Texto:
Freddy Guevara: “Volveré a convocar a la calle”

Pubblicato il 07 novembre 2017 da redazione

Freddy Guevara reconoce que llamó a la calle y a la desobediencia civil

Freddy Guevara reconoce que llamó a la calle y a la desobediencia civil

 

CARACAS – El primer vicepresidente de la Asamblea Nacional, Freddy Guevara, se pronunció ante el país a través de un video sobre la situación que vive con respecto a la anulación de su inmunidad parlamentaria. El video fue publicado y difundido a través de las redes sociales a altas horas de la noche del lunes seis de noviembre.

El Coordinador Nacional Encargado de Voluntad Popular aseguró que lo acusan de delitos que no ha cometido pero reconoce los hechos que motivan estas acusaciones. “Yo sí llamé a la protesta, sí llamé a la calle, y creo en la desobediencia civil. La convoqué y la volveré a convocar”. También aseguró que seguirá luchando y no se arrodillará.

Datos proporcionados:

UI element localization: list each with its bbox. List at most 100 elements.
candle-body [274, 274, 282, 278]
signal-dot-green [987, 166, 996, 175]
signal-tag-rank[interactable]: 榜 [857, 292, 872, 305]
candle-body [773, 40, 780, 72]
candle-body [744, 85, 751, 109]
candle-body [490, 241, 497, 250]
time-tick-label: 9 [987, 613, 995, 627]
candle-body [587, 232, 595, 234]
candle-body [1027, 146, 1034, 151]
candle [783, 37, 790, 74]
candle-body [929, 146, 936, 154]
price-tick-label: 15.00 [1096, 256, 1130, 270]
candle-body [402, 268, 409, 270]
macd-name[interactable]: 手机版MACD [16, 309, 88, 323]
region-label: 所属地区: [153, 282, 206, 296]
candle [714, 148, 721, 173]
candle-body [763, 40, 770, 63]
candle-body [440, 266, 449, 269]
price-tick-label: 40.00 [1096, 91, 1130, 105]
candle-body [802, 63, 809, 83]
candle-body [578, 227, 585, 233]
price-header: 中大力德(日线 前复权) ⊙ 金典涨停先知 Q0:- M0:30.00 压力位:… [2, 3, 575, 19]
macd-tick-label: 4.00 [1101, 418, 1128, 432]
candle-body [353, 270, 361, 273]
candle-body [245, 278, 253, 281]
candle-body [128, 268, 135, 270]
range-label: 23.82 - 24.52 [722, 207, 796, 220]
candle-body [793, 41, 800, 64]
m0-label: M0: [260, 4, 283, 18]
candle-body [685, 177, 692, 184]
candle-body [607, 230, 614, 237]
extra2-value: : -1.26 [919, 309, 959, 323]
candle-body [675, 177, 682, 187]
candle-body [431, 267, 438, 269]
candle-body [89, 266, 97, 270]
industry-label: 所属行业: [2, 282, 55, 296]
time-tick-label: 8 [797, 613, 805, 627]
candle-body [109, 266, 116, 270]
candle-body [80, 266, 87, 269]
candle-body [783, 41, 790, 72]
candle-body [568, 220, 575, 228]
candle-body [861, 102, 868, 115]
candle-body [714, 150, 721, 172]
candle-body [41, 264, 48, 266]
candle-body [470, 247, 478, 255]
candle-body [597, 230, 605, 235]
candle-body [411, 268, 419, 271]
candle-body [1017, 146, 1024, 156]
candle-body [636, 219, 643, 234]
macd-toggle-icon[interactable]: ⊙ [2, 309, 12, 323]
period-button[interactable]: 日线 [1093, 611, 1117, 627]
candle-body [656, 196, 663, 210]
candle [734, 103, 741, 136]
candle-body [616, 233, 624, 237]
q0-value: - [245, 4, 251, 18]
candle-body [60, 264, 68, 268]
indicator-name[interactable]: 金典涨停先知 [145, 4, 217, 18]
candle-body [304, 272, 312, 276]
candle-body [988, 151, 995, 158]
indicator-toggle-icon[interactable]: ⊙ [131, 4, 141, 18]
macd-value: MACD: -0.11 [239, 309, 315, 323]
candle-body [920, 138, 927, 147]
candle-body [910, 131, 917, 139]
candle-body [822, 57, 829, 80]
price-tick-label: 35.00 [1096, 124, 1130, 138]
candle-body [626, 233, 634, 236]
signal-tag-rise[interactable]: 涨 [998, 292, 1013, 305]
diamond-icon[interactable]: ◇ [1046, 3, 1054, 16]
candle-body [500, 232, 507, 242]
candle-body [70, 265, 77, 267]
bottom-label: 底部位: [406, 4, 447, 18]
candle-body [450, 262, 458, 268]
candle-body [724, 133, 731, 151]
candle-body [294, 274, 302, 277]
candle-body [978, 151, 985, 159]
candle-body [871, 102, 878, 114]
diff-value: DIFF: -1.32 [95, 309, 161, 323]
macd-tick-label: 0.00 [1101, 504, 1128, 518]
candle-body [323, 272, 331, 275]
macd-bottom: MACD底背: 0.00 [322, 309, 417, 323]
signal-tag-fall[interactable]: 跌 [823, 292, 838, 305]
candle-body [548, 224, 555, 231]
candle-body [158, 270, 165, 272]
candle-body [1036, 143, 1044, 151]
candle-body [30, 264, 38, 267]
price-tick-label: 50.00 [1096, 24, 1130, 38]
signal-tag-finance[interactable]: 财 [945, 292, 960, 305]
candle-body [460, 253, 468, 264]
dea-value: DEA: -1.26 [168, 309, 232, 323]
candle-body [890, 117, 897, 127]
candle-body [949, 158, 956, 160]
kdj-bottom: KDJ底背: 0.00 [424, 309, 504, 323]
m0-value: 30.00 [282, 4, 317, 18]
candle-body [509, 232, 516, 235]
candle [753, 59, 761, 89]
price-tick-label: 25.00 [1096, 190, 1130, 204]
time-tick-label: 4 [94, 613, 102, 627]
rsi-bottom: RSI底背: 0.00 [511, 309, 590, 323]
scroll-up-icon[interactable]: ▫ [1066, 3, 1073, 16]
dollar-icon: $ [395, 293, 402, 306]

Orden de trabajo 1:
Según el texto sobre Freddy Guevara, ¿por qué medio se pronunció ante el país?
Orden de trabajo 2:
Transcribe del texto sobre Freddy Guevara el fragmento que comienza con "CARACAS – El" y continúa hasta "no se arrodillará.".

Resultado del ejercicio 1:
Por medio de un video publicado y difundido en las redes sociales.

Resultado del ejercicio 2:
CARACAS – El primer vicepresidente de la Asamblea Nacional, Freddy Guevara, se pronunció ante el país a través de un video sobre la situación que vive con respecto a la anulación de su inmunidad parlamentaria. El video fue publicado y difundido a través de las redes sociales a altas horas de la noche del lunes seis de noviembre.

El Coordinador Nacional Encargado de Voluntad Popular aseguró que lo acusan de delitos que no ha cometido pero reconoce los hechos que motivan estas acusaciones. “Yo sí llamé a la protesta, sí llamé a la calle, y creo en la desobediencia civil. La convoqué y la volveré a convocar”. También aseguró que seguirá luchando y no se arrodillará.